=== Given information ===

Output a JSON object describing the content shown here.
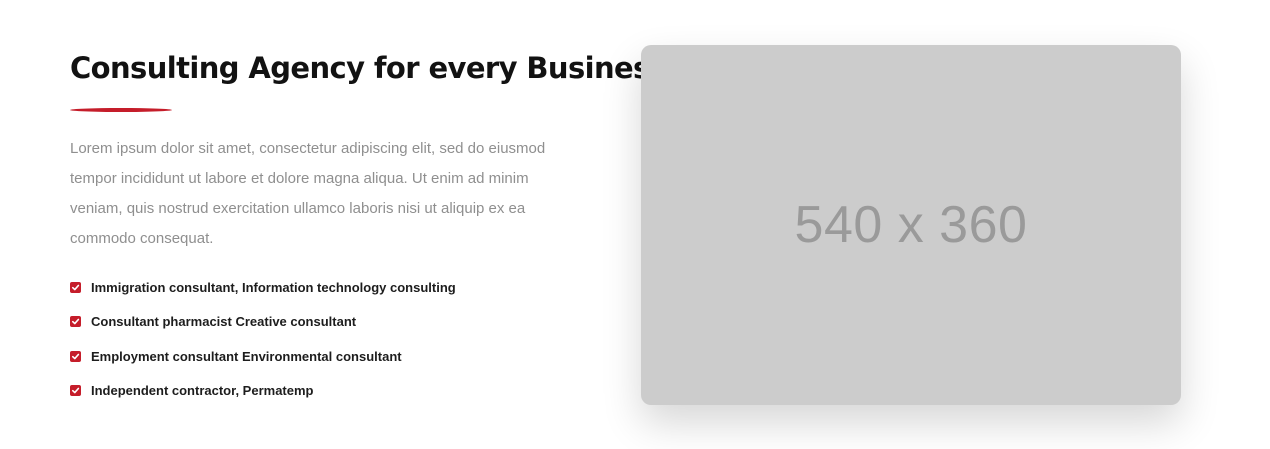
{
  "section": {
    "title": "Consulting Agency for every Business",
    "paragraph": "Lorem ipsum dolor sit amet, consectetur adipiscing elit, sed do eiusmod tempor incididunt ut labore et dolore magna aliqua. Ut enim ad minim veniam, quis nostrud exercitation ullamco laboris nisi ut aliquip ex ea commodo consequat.",
    "checklist": [
      {
        "label": "Immigration consultant, Information technology consulting",
        "icon": "check-square-icon"
      },
      {
        "label": "Consultant pharmacist Creative consultant",
        "icon": "check-square-icon"
      },
      {
        "label": "Employment consultant Environmental consultant",
        "icon": "check-square-icon"
      },
      {
        "label": "Independent contractor, Permatemp",
        "icon": "check-square-icon"
      }
    ]
  },
  "image": {
    "placeholder_text": "540 x 360"
  },
  "colors": {
    "accent": "#c51d2a",
    "heading": "#121212",
    "body_text": "#8f8f8f",
    "placeholder_bg": "#cccccc",
    "placeholder_text": "#9a9a9a"
  }
}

===

Leave the pictures out and output the rest of the listing exactly.

§ Exercise response:
Output a JSON object describing the content shown here.
{
  "section": {
    "title": "Consulting Agency for every Business",
    "paragraph": "Lorem ipsum dolor sit amet, consectetur adipiscing elit, sed do eiusmod tempor incididunt ut labore et dolore magna aliqua. Ut enim ad minim veniam, quis nostrud exercitation ullamco laboris nisi ut aliquip ex ea commodo consequat.",
    "checklist": [
      {
        "label": "Immigration consultant, Information technology consulting",
        "icon": "check-square-icon"
      },
      {
        "label": "Consultant pharmacist Creative consultant",
        "icon": "check-square-icon"
      },
      {
        "label": "Employment consultant Environmental consultant",
        "icon": "check-square-icon"
      },
      {
        "label": "Independent contractor, Permatemp",
        "icon": "check-square-icon"
      }
    ]
  },
  "image": {
    "placeholder_text": "540 x 360"
  },
  "colors": {
    "accent": "#c51d2a",
    "heading": "#121212",
    "body_text": "#8f8f8f",
    "placeholder_bg": "#cccccc",
    "placeholder_text": "#9a9a9a"
  }
}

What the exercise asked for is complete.